EXERCISE INSTRUCTIONS:
Sort through the data and copy the lines holding the word "this".

LISTED RECORDS:
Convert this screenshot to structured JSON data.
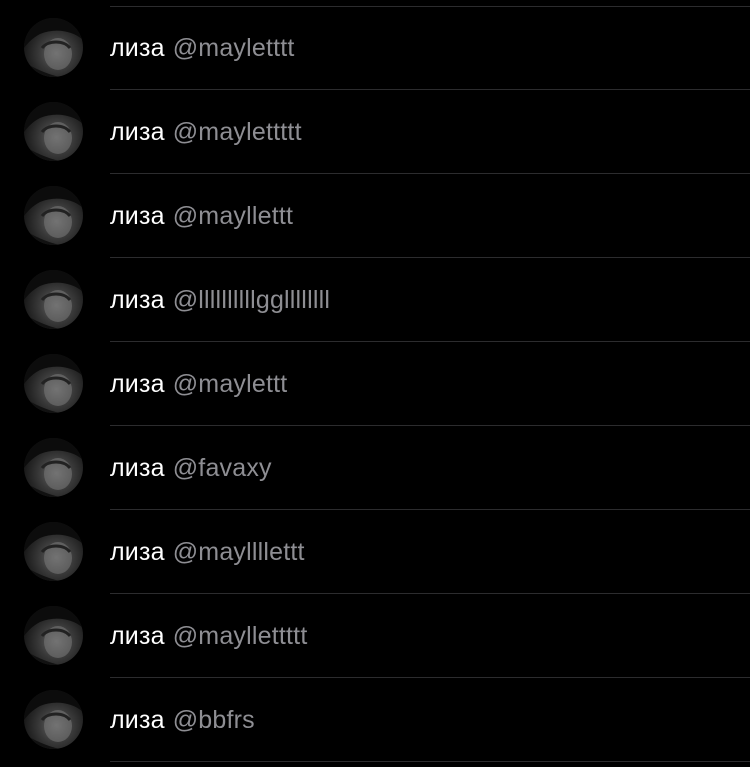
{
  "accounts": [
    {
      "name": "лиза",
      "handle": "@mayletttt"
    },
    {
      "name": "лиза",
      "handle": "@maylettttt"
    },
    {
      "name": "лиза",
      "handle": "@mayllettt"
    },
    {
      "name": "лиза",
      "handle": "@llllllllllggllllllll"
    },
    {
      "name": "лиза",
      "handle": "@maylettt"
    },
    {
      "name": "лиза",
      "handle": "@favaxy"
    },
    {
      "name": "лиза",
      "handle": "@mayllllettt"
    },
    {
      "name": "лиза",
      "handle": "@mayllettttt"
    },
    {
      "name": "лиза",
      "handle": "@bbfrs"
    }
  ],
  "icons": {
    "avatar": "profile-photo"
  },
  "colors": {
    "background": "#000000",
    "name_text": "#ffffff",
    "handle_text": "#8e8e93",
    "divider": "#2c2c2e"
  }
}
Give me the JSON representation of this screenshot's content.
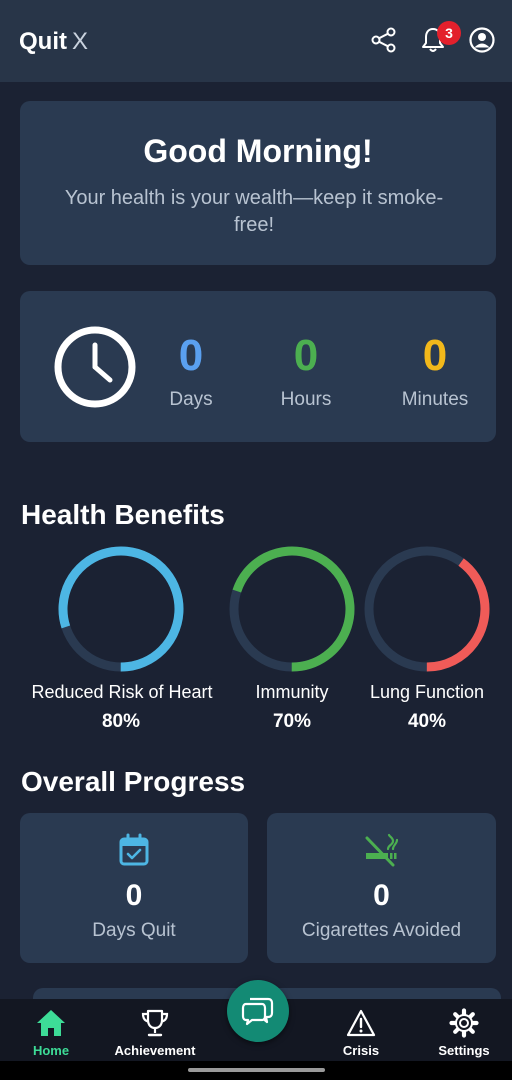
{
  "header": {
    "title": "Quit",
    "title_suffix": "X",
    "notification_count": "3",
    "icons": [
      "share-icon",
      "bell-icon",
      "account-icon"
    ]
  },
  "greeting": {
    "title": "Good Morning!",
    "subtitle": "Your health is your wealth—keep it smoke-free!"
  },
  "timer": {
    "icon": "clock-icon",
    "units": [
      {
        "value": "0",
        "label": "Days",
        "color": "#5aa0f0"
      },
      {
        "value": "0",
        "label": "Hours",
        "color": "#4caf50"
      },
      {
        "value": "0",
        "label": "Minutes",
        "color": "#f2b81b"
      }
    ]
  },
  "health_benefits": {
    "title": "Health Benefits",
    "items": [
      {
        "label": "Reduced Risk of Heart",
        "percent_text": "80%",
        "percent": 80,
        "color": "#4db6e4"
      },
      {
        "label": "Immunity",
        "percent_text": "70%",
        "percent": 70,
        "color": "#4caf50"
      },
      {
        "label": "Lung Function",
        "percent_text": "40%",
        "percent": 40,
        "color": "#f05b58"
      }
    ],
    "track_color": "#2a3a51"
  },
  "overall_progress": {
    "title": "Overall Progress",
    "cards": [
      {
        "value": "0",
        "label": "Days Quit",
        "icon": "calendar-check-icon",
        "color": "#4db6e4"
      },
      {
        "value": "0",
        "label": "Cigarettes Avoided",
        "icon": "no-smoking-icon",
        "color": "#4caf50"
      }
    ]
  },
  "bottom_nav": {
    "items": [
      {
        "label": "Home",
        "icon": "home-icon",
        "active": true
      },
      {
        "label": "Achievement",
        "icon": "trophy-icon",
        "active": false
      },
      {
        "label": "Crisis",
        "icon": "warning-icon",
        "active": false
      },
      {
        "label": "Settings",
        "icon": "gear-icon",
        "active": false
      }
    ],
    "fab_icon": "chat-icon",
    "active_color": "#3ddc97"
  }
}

FINAL RESULT:
Convert this screenshot to structured JSON data.
Give me the JSON representation of this screenshot's content.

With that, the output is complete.